## [Task directions]
Return every entry exactly.

## [Input records]
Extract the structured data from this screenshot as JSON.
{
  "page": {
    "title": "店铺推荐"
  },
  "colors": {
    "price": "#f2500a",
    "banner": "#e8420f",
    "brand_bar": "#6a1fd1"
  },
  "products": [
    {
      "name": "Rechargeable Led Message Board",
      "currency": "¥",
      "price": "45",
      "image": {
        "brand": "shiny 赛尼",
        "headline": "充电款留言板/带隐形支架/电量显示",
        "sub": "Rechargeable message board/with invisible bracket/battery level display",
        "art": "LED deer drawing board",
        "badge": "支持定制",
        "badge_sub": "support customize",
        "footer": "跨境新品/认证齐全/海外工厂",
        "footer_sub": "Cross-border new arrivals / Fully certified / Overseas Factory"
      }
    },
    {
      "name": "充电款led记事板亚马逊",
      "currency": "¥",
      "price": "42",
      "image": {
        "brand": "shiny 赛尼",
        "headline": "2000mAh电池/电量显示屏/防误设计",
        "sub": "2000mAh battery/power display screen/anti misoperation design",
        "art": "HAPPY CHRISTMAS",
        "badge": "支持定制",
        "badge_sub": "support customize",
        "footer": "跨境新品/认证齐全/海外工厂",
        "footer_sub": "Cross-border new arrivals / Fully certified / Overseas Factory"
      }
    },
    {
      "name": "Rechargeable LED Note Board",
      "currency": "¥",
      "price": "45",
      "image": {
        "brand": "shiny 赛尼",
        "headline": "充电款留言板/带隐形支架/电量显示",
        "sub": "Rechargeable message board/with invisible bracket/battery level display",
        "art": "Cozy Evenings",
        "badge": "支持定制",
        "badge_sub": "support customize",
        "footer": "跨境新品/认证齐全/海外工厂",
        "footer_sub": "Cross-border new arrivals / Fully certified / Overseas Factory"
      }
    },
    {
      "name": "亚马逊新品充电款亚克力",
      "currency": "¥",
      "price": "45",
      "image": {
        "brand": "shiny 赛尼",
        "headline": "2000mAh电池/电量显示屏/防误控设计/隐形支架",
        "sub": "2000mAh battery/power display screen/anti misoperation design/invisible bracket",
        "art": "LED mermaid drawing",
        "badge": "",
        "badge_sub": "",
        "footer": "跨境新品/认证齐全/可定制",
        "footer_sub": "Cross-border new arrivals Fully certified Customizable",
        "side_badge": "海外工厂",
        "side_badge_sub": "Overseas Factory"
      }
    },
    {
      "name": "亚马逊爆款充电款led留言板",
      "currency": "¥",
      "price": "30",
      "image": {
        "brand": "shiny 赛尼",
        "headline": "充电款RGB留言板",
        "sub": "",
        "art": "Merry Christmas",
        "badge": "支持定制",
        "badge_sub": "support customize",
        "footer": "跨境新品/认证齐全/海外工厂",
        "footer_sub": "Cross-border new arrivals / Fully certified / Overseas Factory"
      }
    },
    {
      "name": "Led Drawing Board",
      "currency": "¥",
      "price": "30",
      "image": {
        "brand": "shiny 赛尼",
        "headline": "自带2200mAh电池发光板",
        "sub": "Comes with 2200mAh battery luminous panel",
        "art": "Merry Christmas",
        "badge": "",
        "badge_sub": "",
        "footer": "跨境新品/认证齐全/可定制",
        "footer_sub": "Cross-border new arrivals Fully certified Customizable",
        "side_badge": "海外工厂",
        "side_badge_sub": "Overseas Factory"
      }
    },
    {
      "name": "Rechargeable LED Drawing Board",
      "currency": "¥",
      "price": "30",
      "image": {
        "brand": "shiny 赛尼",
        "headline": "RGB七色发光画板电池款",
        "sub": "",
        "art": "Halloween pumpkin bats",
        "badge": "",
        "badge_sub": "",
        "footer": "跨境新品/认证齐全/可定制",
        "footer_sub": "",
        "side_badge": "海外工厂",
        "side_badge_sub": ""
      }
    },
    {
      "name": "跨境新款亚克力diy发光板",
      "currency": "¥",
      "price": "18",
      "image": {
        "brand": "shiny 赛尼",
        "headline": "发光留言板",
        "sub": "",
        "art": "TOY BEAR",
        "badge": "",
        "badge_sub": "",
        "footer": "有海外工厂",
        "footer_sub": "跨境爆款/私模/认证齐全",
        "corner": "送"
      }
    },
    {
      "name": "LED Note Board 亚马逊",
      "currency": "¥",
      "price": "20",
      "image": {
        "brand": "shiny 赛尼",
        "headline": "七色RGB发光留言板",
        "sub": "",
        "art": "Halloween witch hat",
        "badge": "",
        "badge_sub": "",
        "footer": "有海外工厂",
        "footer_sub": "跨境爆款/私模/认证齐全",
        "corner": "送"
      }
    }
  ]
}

## [Response to this exercise]
Extract the structured data from this screenshot as JSON.
{
  "page": {
    "title": "店铺推荐"
  },
  "colors": {
    "price": "#f2500a",
    "banner": "#e8420f",
    "brand_bar": "#6a1fd1"
  },
  "products": [
    {
      "name": "Rechargeable Led Message Board",
      "currency": "¥",
      "price": "45",
      "image": {
        "brand": "shiny 赛尼",
        "headline": "充电款留言板/带隐形支架/电量显示",
        "sub": "Rechargeable message board/with invisible bracket/battery level display",
        "art": "LED deer drawing board",
        "badge": "支持定制",
        "badge_sub": "support customize",
        "footer": "跨境新品/认证齐全/海外工厂",
        "footer_sub": "Cross-border new arrivals / Fully certified / Overseas Factory"
      }
    },
    {
      "name": "充电款led记事板亚马逊",
      "currency": "¥",
      "price": "42",
      "image": {
        "brand": "shiny 赛尼",
        "headline": "2000mAh电池/电量显示屏/防误设计",
        "sub": "2000mAh battery/power display screen/anti misoperation design",
        "art": "HAPPY CHRISTMAS",
        "badge": "支持定制",
        "badge_sub": "support customize",
        "footer": "跨境新品/认证齐全/海外工厂",
        "footer_sub": "Cross-border new arrivals / Fully certified / Overseas Factory"
      }
    },
    {
      "name": "Rechargeable LED Note Board",
      "currency": "¥",
      "price": "45",
      "image": {
        "brand": "shiny 赛尼",
        "headline": "充电款留言板/带隐形支架/电量显示",
        "sub": "Rechargeable message board/with invisible bracket/battery level display",
        "art": "Cozy Evenings",
        "badge": "支持定制",
        "badge_sub": "support customize",
        "footer": "跨境新品/认证齐全/海外工厂",
        "footer_sub": "Cross-border new arrivals / Fully certified / Overseas Factory"
      }
    },
    {
      "name": "亚马逊新品充电款亚克力",
      "currency": "¥",
      "price": "45",
      "image": {
        "brand": "shiny 赛尼",
        "headline": "2000mAh电池/电量显示屏/防误控设计/隐形支架",
        "sub": "2000mAh battery/power display screen/anti misoperation design/invisible bracket",
        "art": "LED mermaid drawing",
        "badge": "",
        "badge_sub": "",
        "footer": "跨境新品/认证齐全/可定制",
        "footer_sub": "Cross-border new arrivals Fully certified Customizable",
        "side_badge": "海外工厂",
        "side_badge_sub": "Overseas Factory"
      }
    },
    {
      "name": "亚马逊爆款充电款led留言板",
      "currency": "¥",
      "price": "30",
      "image": {
        "brand": "shiny 赛尼",
        "headline": "充电款RGB留言板",
        "sub": "",
        "art": "Merry Christmas",
        "badge": "支持定制",
        "badge_sub": "support customize",
        "footer": "跨境新品/认证齐全/海外工厂",
        "footer_sub": "Cross-border new arrivals / Fully certified / Overseas Factory"
      }
    },
    {
      "name": "Led Drawing Board",
      "currency": "¥",
      "price": "30",
      "image": {
        "brand": "shiny 赛尼",
        "headline": "自带2200mAh电池发光板",
        "sub": "Comes with 2200mAh battery luminous panel",
        "art": "Merry Christmas",
        "badge": "",
        "badge_sub": "",
        "footer": "跨境新品/认证齐全/可定制",
        "footer_sub": "Cross-border new arrivals Fully certified Customizable",
        "side_badge": "海外工厂",
        "side_badge_sub": "Overseas Factory"
      }
    },
    {
      "name": "Rechargeable LED Drawing Board",
      "currency": "¥",
      "price": "30",
      "image": {
        "brand": "shiny 赛尼",
        "headline": "RGB七色发光画板电池款",
        "sub": "",
        "art": "Halloween pumpkin bats",
        "badge": "",
        "badge_sub": "",
        "footer": "跨境新品/认证齐全/可定制",
        "footer_sub": "",
        "side_badge": "海外工厂",
        "side_badge_sub": ""
      }
    },
    {
      "name": "跨境新款亚克力diy发光板",
      "currency": "¥",
      "price": "18",
      "image": {
        "brand": "shiny 赛尼",
        "headline": "发光留言板",
        "sub": "",
        "art": "TOY BEAR",
        "badge": "",
        "badge_sub": "",
        "footer": "有海外工厂",
        "footer_sub": "跨境爆款/私模/认证齐全",
        "corner": "送"
      }
    },
    {
      "name": "LED Note Board 亚马逊",
      "currency": "¥",
      "price": "20",
      "image": {
        "brand": "shiny 赛尼",
        "headline": "七色RGB发光留言板",
        "sub": "",
        "art": "Halloween witch hat",
        "badge": "",
        "badge_sub": "",
        "footer": "有海外工厂",
        "footer_sub": "跨境爆款/私模/认证齐全",
        "corner": "送"
      }
    }
  ]
}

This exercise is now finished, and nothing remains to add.